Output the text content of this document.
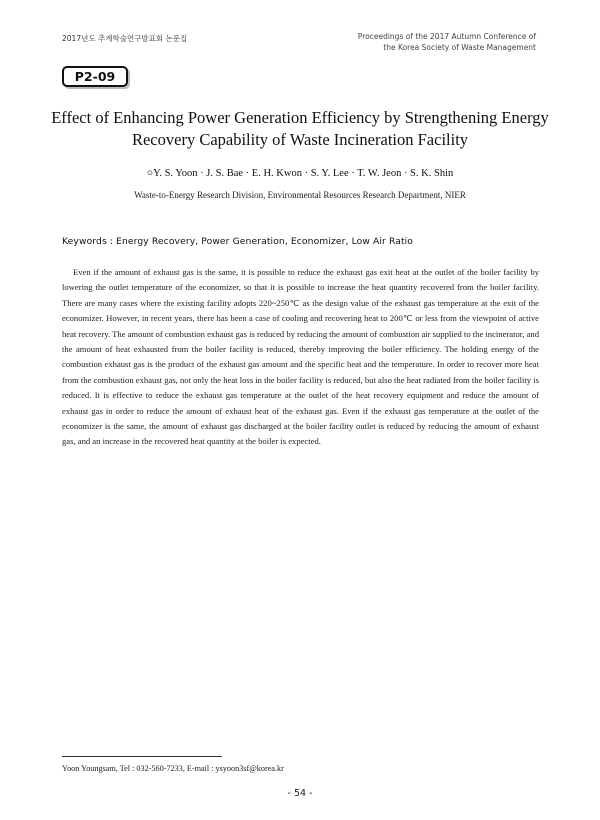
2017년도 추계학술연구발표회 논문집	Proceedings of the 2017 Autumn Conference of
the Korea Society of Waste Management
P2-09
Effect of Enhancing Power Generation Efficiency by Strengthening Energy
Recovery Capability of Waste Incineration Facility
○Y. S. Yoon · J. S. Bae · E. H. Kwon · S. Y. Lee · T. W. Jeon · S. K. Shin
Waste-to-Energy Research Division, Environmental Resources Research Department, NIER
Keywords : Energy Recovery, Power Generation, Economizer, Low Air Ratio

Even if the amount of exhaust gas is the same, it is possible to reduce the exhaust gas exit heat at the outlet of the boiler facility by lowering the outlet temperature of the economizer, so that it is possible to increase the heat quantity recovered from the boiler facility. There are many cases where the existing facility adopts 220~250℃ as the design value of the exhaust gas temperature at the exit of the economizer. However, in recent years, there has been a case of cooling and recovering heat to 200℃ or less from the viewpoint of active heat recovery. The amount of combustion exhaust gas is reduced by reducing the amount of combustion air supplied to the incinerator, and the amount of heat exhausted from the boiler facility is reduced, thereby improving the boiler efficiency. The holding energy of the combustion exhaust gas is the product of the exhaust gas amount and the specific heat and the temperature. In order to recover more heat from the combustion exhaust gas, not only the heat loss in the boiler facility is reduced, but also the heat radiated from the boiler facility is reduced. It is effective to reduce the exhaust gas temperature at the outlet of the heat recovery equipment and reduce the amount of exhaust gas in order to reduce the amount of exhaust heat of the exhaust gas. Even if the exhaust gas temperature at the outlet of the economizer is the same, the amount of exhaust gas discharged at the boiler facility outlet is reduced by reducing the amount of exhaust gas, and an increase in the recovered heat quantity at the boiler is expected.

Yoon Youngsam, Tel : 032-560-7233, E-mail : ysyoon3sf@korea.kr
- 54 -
+===+
# Work to do:
What comes back should match the records exactly, minus any pictures.

# Written response:
Output the text content of this document.
2017년도 추계학술연구발표회 논문집	Proceedings of the 2017 Autumn Conference of
the Korea Society of Waste Management
P2-09
Effect of Enhancing Power Generation Efficiency by Strengthening Energy
Recovery Capability of Waste Incineration Facility
○Y. S. Yoon · J. S. Bae · E. H. Kwon · S. Y. Lee · T. W. Jeon · S. K. Shin
Waste-to-Energy Research Division, Environmental Resources Research Department, NIER
Keywords : Energy Recovery, Power Generation, Economizer, Low Air Ratio

Even if the amount of exhaust gas is the same, it is possible to reduce the exhaust gas exit heat at the outlet of the boiler facility by lowering the outlet temperature of the economizer, so that it is possible to increase the heat quantity recovered from the boiler facility. There are many cases where the existing facility adopts 220~250℃ as the design value of the exhaust gas temperature at the exit of the economizer. However, in recent years, there has been a case of cooling and recovering heat to 200℃ or less from the viewpoint of active heat recovery. The amount of combustion exhaust gas is reduced by reducing the amount of combustion air supplied to the incinerator, and the amount of heat exhausted from the boiler facility is reduced, thereby improving the boiler efficiency. The holding energy of the combustion exhaust gas is the product of the exhaust gas amount and the specific heat and the temperature. In order to recover more heat from the combustion exhaust gas, not only the heat loss in the boiler facility is reduced, but also the heat radiated from the boiler facility is reduced. It is effective to reduce the exhaust gas temperature at the outlet of the heat recovery equipment and reduce the amount of exhaust gas in order to reduce the amount of exhaust heat of the exhaust gas. Even if the exhaust gas temperature at the outlet of the economizer is the same, the amount of exhaust gas discharged at the boiler facility outlet is reduced by reducing the amount of exhaust gas, and an increase in the recovered heat quantity at the boiler is expected.

Yoon Youngsam, Tel : 032-560-7233, E-mail : ysyoon3sf@korea.kr
- 54 -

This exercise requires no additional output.